> **Exercise prompt**
Transcribe the records that follow. Keep every word exactly, and drop the pictures.

Data listing
________________________
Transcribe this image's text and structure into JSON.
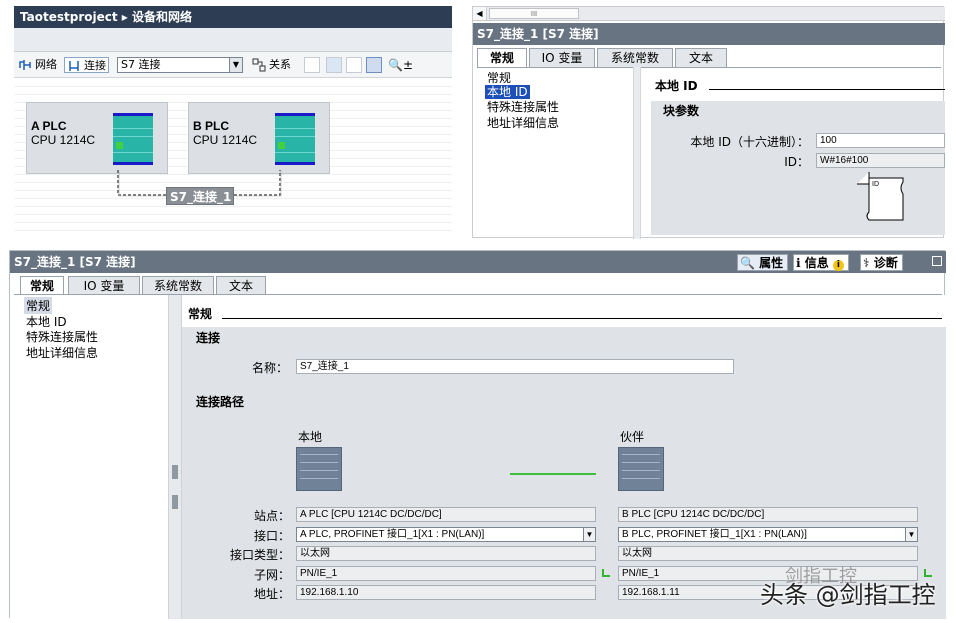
{
  "network": {
    "title": "Taotestproject ▸ 设备和网络",
    "toolbar": {
      "network_label": "网络",
      "connect_label": "连接",
      "connection_select": "S7 连接",
      "relation_label": "关系"
    },
    "devices": [
      {
        "name": "A PLC",
        "cpu": "CPU 1214C"
      },
      {
        "name": "B PLC",
        "cpu": "CPU 1214C"
      }
    ],
    "connection_label": "S7_连接_1"
  },
  "localid_panel": {
    "scroll_thumb": "III",
    "title": "S7_连接_1 [S7 连接]",
    "tabs": [
      "常规",
      "IO 变量",
      "系统常数",
      "文本"
    ],
    "nav": [
      "常规",
      "本地 ID",
      "特殊连接属性",
      "地址详细信息"
    ],
    "selected_nav": "本地 ID",
    "section": "本地 ID",
    "subsection": "块参数",
    "local_id_label": "本地 ID（十六进制）：",
    "local_id_value": "100",
    "id_label": "ID：",
    "id_value": "W#16#100",
    "block_pin": "ID"
  },
  "props_panel": {
    "title": "S7_连接_1 [S7 连接]",
    "right_tabs": {
      "properties": "属性",
      "info": "信息",
      "diagnostics": "诊断"
    },
    "tabs": [
      "常规",
      "IO 变量",
      "系统常数",
      "文本"
    ],
    "nav": [
      "常规",
      "本地 ID",
      "特殊连接属性",
      "地址详细信息"
    ],
    "selected_nav": "常规",
    "section": "常规",
    "connection_head": "连接",
    "name_label": "名称：",
    "name_value": "S7_连接_1",
    "path_head": "连接路径",
    "local_head": "本地",
    "partner_head": "伙伴",
    "rows": {
      "station_label": "站点：",
      "interface_label": "接口：",
      "iface_type_label": "接口类型：",
      "subnet_label": "子网：",
      "address_label": "地址："
    },
    "local": {
      "station": "A PLC [CPU 1214C DC/DC/DC]",
      "interface": "A PLC, PROFINET 接口_1[X1 : PN(LAN)]",
      "iface_type": "以太网",
      "subnet": "PN/IE_1",
      "address": "192.168.1.10"
    },
    "partner": {
      "station": "B PLC [CPU 1214C DC/DC/DC]",
      "interface": "B PLC, PROFINET 接口_1[X1 : PN(LAN)]",
      "iface_type": "以太网",
      "subnet": "PN/IE_1",
      "address": "192.168.1.11"
    }
  },
  "watermark": "头条 @剑指工控",
  "watermark_top": "剑指工控"
}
________________________
> **Reply to the task**
Transcribe this image's text and structure into JSON.
{
  "network": {
    "title": "Taotestproject ▸ 设备和网络",
    "toolbar": {
      "network_label": "网络",
      "connect_label": "连接",
      "connection_select": "S7 连接",
      "relation_label": "关系"
    },
    "devices": [
      {
        "name": "A PLC",
        "cpu": "CPU 1214C"
      },
      {
        "name": "B PLC",
        "cpu": "CPU 1214C"
      }
    ],
    "connection_label": "S7_连接_1"
  },
  "localid_panel": {
    "scroll_thumb": "III",
    "title": "S7_连接_1 [S7 连接]",
    "tabs": [
      "常规",
      "IO 变量",
      "系统常数",
      "文本"
    ],
    "nav": [
      "常规",
      "本地 ID",
      "特殊连接属性",
      "地址详细信息"
    ],
    "selected_nav": "本地 ID",
    "section": "本地 ID",
    "subsection": "块参数",
    "local_id_label": "本地 ID（十六进制）：",
    "local_id_value": "100",
    "id_label": "ID：",
    "id_value": "W#16#100",
    "block_pin": "ID"
  },
  "props_panel": {
    "title": "S7_连接_1 [S7 连接]",
    "right_tabs": {
      "properties": "属性",
      "info": "信息",
      "diagnostics": "诊断"
    },
    "tabs": [
      "常规",
      "IO 变量",
      "系统常数",
      "文本"
    ],
    "nav": [
      "常规",
      "本地 ID",
      "特殊连接属性",
      "地址详细信息"
    ],
    "selected_nav": "常规",
    "section": "常规",
    "connection_head": "连接",
    "name_label": "名称：",
    "name_value": "S7_连接_1",
    "path_head": "连接路径",
    "local_head": "本地",
    "partner_head": "伙伴",
    "rows": {
      "station_label": "站点：",
      "interface_label": "接口：",
      "iface_type_label": "接口类型：",
      "subnet_label": "子网：",
      "address_label": "地址："
    },
    "local": {
      "station": "A PLC [CPU 1214C DC/DC/DC]",
      "interface": "A PLC, PROFINET 接口_1[X1 : PN(LAN)]",
      "iface_type": "以太网",
      "subnet": "PN/IE_1",
      "address": "192.168.1.10"
    },
    "partner": {
      "station": "B PLC [CPU 1214C DC/DC/DC]",
      "interface": "B PLC, PROFINET 接口_1[X1 : PN(LAN)]",
      "iface_type": "以太网",
      "subnet": "PN/IE_1",
      "address": "192.168.1.11"
    }
  },
  "watermark": "头条 @剑指工控",
  "watermark_top": "剑指工控"
}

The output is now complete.